Collected data:

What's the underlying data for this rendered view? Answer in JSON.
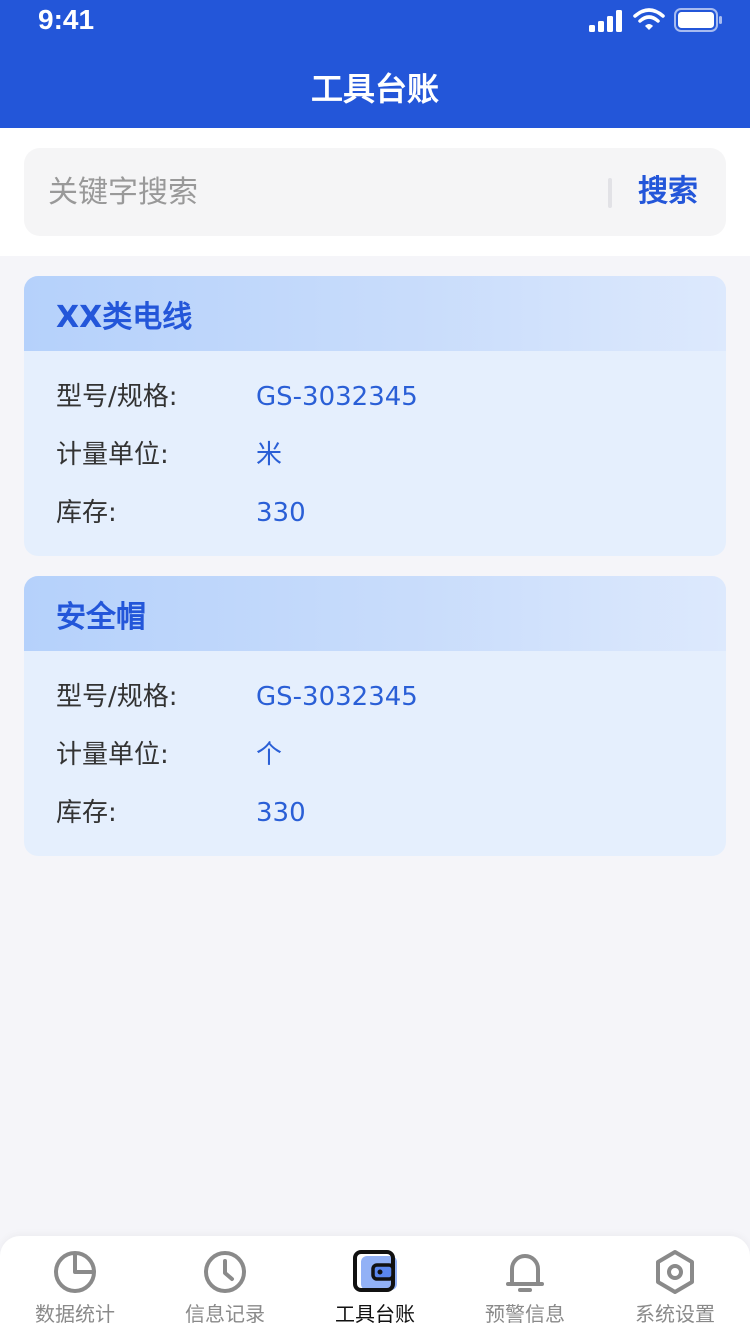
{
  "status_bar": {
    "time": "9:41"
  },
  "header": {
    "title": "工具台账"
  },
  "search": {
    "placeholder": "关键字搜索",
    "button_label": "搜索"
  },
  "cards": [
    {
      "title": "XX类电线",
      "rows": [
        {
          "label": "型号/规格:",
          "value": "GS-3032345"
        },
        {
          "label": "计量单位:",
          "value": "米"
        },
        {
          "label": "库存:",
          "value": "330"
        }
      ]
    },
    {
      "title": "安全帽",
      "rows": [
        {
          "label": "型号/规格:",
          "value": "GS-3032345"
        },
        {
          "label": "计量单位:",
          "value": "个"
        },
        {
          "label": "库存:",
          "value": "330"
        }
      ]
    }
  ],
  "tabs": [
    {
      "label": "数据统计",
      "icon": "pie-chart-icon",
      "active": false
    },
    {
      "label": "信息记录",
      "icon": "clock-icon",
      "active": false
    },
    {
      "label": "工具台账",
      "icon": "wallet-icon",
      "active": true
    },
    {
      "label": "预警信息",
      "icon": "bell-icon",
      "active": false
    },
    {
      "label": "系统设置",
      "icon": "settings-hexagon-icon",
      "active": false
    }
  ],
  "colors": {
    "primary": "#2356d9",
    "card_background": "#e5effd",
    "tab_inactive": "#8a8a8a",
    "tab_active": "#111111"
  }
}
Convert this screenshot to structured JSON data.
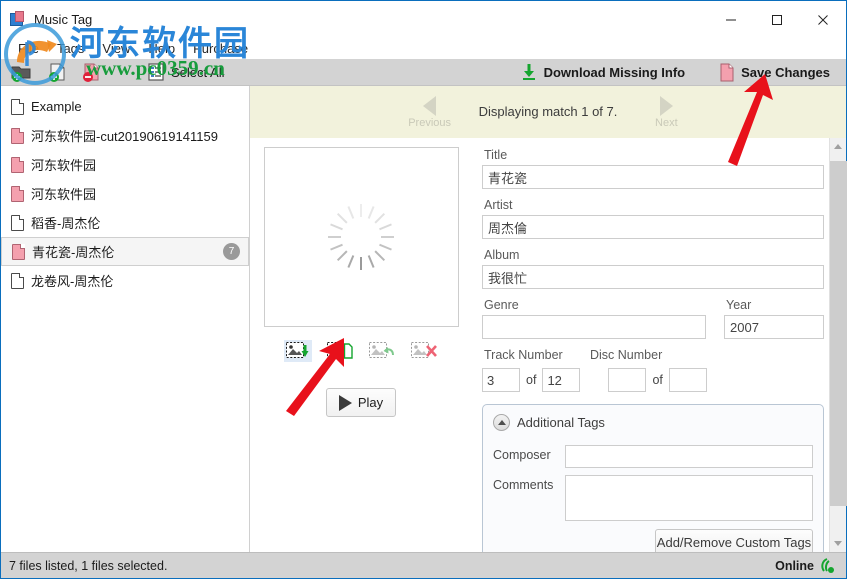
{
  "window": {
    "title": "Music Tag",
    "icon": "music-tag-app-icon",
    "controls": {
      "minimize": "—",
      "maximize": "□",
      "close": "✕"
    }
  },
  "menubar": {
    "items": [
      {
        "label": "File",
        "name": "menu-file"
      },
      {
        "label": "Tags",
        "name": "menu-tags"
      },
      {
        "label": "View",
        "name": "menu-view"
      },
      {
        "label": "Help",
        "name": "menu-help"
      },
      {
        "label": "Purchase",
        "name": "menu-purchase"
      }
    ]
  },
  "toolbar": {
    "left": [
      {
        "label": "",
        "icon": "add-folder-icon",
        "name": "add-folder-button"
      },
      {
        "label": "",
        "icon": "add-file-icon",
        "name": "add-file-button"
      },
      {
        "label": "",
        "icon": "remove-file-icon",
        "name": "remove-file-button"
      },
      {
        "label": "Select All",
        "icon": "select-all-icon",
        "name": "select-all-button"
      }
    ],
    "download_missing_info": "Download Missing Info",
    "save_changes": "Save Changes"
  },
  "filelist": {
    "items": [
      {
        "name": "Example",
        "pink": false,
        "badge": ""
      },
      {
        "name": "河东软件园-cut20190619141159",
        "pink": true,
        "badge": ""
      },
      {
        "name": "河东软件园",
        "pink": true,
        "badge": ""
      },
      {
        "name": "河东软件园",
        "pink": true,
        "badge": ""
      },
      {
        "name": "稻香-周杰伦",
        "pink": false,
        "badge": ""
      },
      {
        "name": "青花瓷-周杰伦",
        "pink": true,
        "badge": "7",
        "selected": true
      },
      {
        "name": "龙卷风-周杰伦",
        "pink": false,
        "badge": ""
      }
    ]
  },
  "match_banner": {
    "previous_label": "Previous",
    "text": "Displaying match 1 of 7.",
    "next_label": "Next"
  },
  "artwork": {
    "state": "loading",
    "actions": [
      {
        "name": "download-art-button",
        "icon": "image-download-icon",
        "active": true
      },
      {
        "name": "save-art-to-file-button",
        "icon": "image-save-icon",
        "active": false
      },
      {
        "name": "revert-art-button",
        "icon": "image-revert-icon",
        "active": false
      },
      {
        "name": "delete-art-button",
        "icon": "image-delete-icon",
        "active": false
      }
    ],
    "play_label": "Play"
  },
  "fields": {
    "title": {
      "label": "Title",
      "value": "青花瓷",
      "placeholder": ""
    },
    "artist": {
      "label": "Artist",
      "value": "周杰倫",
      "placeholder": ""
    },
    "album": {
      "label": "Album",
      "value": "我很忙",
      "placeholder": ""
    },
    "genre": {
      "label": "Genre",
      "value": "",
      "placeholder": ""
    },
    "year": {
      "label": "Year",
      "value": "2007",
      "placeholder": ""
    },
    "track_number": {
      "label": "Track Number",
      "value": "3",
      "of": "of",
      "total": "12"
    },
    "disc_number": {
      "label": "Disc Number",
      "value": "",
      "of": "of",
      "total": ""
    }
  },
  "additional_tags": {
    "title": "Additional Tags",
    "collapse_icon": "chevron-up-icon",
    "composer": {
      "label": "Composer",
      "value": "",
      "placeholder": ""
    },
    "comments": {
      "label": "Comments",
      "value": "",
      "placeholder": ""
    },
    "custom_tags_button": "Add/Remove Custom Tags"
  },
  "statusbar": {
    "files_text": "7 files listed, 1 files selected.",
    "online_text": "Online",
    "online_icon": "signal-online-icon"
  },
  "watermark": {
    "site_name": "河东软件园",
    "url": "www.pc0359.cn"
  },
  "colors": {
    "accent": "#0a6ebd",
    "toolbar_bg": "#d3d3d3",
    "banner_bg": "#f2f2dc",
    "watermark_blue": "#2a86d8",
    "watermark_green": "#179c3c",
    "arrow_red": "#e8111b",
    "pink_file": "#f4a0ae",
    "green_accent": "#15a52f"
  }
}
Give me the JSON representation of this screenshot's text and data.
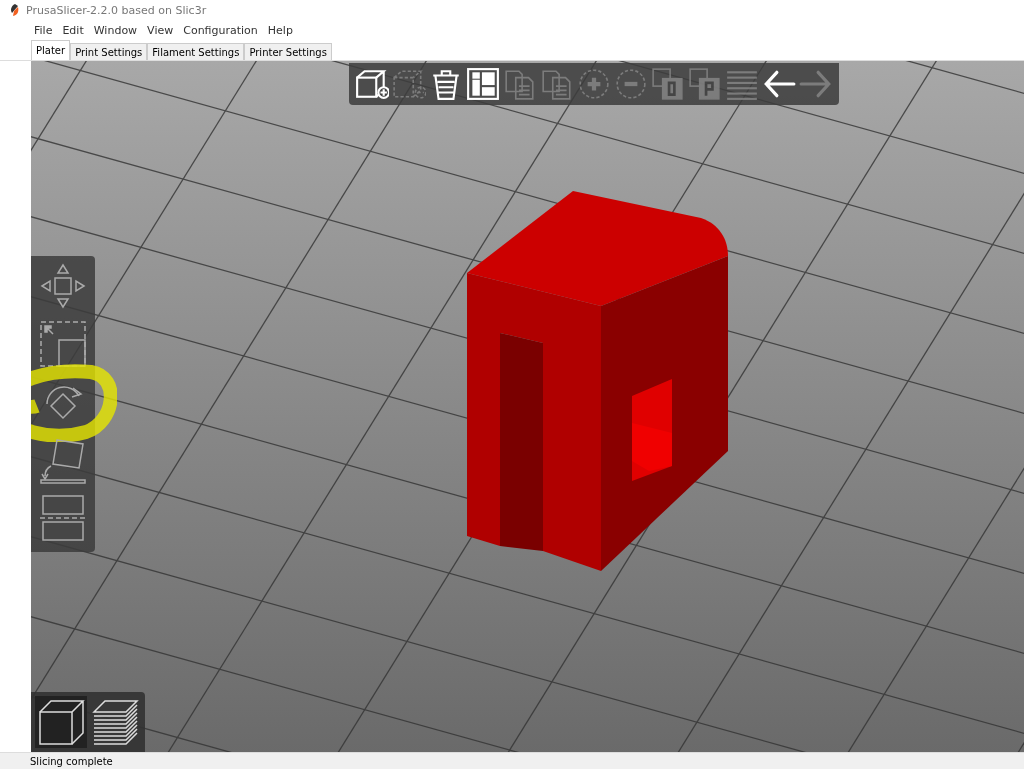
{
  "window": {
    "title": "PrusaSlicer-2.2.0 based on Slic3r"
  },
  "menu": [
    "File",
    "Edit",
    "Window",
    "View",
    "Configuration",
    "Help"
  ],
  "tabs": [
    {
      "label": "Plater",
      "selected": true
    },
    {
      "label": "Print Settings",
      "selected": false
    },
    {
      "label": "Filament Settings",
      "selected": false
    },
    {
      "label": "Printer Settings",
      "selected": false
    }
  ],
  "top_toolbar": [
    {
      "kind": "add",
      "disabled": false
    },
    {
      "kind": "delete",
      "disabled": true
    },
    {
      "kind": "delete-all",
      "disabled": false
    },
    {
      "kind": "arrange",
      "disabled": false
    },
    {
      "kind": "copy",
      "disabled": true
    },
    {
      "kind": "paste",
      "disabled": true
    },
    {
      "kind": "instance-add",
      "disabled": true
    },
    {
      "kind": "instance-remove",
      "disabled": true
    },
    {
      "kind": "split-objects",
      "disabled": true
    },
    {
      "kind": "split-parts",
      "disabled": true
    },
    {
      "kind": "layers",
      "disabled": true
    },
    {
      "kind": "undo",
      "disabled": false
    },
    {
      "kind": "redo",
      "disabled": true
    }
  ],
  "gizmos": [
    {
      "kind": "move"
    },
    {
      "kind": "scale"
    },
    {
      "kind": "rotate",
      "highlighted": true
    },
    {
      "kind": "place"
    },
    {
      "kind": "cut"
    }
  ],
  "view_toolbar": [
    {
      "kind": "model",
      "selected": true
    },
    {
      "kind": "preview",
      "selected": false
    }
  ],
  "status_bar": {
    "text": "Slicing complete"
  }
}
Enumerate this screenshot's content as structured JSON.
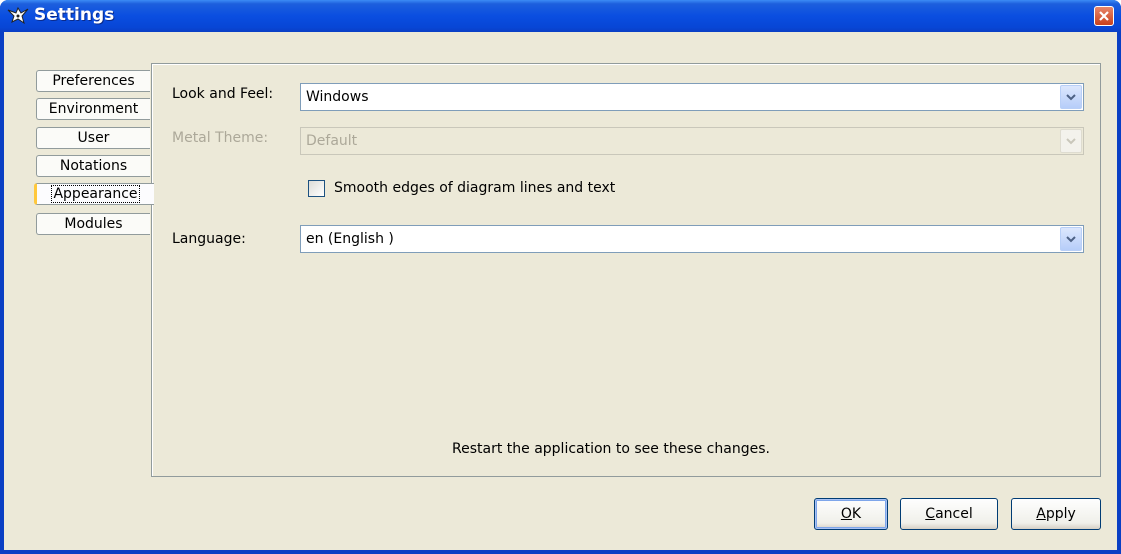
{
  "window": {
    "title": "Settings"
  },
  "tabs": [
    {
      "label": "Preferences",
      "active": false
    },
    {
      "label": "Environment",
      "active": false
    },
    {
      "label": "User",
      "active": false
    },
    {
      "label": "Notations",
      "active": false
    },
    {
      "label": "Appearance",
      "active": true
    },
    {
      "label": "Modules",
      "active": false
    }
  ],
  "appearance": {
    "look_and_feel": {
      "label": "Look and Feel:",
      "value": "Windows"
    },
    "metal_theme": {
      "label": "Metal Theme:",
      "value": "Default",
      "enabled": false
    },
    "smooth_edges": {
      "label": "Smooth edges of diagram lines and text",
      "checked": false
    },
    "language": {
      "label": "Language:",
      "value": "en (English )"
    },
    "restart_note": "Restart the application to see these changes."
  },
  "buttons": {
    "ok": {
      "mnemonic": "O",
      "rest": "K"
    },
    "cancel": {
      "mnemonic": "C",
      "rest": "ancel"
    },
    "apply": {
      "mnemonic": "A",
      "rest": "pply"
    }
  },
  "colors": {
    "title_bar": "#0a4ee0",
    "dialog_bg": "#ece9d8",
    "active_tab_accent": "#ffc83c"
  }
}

# Work to complete:
Read the entries and select each line where the word "split" is found.

# Exercise solution:
      "kind": "split-objects",
      "kind": "split-parts",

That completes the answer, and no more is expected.